What you should do ::
Reproduce the entries below in full, word for word.

----- Material provided

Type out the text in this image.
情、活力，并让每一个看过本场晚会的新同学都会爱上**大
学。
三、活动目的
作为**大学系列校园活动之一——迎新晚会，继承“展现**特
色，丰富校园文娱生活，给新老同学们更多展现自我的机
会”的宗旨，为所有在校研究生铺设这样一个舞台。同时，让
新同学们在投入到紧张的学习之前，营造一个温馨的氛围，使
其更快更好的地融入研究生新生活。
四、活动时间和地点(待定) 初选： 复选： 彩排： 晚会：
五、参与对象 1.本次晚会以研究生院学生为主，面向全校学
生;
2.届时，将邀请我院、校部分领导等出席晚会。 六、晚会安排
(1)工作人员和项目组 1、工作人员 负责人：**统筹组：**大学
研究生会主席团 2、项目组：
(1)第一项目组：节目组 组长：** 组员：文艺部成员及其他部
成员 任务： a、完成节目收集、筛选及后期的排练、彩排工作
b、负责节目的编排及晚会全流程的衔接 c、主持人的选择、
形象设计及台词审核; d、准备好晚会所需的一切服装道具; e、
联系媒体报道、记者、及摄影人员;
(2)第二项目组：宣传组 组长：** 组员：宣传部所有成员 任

----------

In response ::
Type out the text in this image.
情、活力，并让每一个看过本场晚会的新同学都会爱上**大
学。
三、活动目的
作为**大学系列校园活动之一——迎新晚会，继承“展现**特
色，丰富校园文娱生活，给新老同学们更多展现自我的机
会”的宗旨，为所有在校研究生铺设这样一个舞台。同时，让
新同学们在投入到紧张的学习之前，营造一个温馨的氛围，使
其更快更好的地融入研究生新生活。
四、活动时间和地点(待定) 初选： 复选： 彩排： 晚会：
五、参与对象 1.本次晚会以研究生院学生为主，面向全校学
生;
2.届时，将邀请我院、校部分领导等出席晚会。 六、晚会安排
(1)工作人员和项目组 1、工作人员 负责人：**统筹组：**大学
研究生会主席团 2、项目组：
(1)第一项目组：节目组 组长：** 组员：文艺部成员及其他部
成员 任务： a、完成节目收集、筛选及后期的排练、彩排工作
b、负责节目的编排及晚会全流程的衔接 c、主持人的选择、
形象设计及台词审核; d、准备好晚会所需的一切服装道具; e、
联系媒体报道、记者、及摄影人员;
(2)第二项目组：宣传组 组长：** 组员：宣传部所有成员 任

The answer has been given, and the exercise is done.